--- SOURCE DOCUMENT ---
■ ■ ■ ■ ■

General and Administration expenses remained stable at CHF3.3 million.
Net Loss decreased to CHF14.8 million for the first half of 2011, compared to CHF17.3 million for the first half of 2010, mainly due to the significant decrease in our operating expenses.
Cash and cash equivalents amounted to CHF50.2 million at 30 June 2011, compared to CHF63.8 million at the end of 2010. Cash used for the first half of 2011 of CHF13.6 million is mainly due to the cash used in operations.
Outlook: Based on current expectations, full year cash spend guidance is CHF28-32 million.
Reorganization: While steps have been taken to ensure that the reorganization retained key talent and core competencies it is expected to yield significant savings. The consultation period required under Swiss law has been completed and the affected staff members have been notified. Staff will be reduced from 111.8 full time equivalents (FTEs) at June 30 to 82 FTEs by September 30. Pipeline prioritization and strategy review efforts are underway and will be finalized after the new CEO has been appointed.

■ ■ ■ ■ ■

--- INFORMATION SUPPLIED ---
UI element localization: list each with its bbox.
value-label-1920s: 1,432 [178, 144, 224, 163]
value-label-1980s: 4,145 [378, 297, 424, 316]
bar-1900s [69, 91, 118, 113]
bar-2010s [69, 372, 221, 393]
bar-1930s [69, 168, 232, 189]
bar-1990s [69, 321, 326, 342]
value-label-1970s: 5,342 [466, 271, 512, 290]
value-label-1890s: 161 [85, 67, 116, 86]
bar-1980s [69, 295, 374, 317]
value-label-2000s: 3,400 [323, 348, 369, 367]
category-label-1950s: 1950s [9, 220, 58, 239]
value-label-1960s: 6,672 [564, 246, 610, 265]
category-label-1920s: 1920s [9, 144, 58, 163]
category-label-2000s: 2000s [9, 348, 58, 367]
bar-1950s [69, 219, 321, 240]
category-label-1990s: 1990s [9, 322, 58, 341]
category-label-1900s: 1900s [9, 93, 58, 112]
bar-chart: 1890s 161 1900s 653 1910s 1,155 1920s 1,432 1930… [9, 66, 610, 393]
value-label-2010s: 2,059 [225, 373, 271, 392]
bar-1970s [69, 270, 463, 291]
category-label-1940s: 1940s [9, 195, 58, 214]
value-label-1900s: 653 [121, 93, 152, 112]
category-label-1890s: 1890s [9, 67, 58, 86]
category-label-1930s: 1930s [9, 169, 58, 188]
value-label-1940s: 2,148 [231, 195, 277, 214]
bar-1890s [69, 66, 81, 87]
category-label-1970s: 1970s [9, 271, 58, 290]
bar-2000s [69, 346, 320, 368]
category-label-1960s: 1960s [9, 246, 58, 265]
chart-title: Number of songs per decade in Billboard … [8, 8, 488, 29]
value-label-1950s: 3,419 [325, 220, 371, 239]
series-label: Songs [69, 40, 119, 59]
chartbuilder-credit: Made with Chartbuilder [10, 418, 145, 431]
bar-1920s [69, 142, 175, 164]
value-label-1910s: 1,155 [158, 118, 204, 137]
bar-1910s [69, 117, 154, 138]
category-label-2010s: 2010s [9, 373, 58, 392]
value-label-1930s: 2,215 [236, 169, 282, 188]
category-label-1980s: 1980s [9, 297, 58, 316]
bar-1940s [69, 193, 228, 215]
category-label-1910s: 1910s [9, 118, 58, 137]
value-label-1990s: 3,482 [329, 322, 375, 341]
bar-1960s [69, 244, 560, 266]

■ ■ ■ ■ ■

--- THINGS TO DO ---
1. According to the half-year results summary, what is the full year cash spend guidance?
2. Reproduce the half-year results summary from "Outlook: Based on" up to and including "has been appointed.", swapping "Pipeline prioritization" for "Portfolio prioritization".
3. Pick up the half-year results summary after its final sentence and continue it.

--- ANSWERS FOR THE EXERCISE ---
1. CHF28-32 million

2.
Outlook: Based on current expectations, full year cash spend guidance is CHF28-32 million.
Reorganization: While steps have been taken to ensure that the reorganization retained key talent and core competencies it is expected to yield significant savings. The consultation period required under Swiss law has been completed and the affected staff members have been notified. Staff will be reduced from 111.8 full time equivalents (FTEs) at June 30 to 82 FTEs by September 30. Portfolio prioritization and strategy review efforts are underway and will be finalized after the new CEO has been appointed.

3.
Pipeline Status Review
The lead partnered product candidate, ADX71149, an mGluR2-targeted positive allosteric modulator (PAM), or activator, in clinical development for the treatment of schizophrenia, started Phase IIa clinical testing in patients with schizophrenia earlier this year. ADX71149 was discovered in collaboration with JPI as part of a drug discovery and development partnership initiated in 2005. JPI is responsible for development and commercialization of ADX71149. Addex is eligible for a further €109 in development and regulatory milestones and low double-digit royalties.
The lead wholly-owned clinical product candidate, dipraglurant is an mGluR5-targeted negative allosteric modulator (NAM), or inhibitor. An immediate release formulation, dipraglurant-IR, which mimics the pharmacokinetic profile of levodopa, is currently undergoing Phase IIa clinical testing in Parkinson’s disease levodopa-induced dyskinesia (PD-LID) patients. The Michael J Fox Foundation for Parkinson’s Research awarded Addex a $900,000 grant to support this PD-LID study.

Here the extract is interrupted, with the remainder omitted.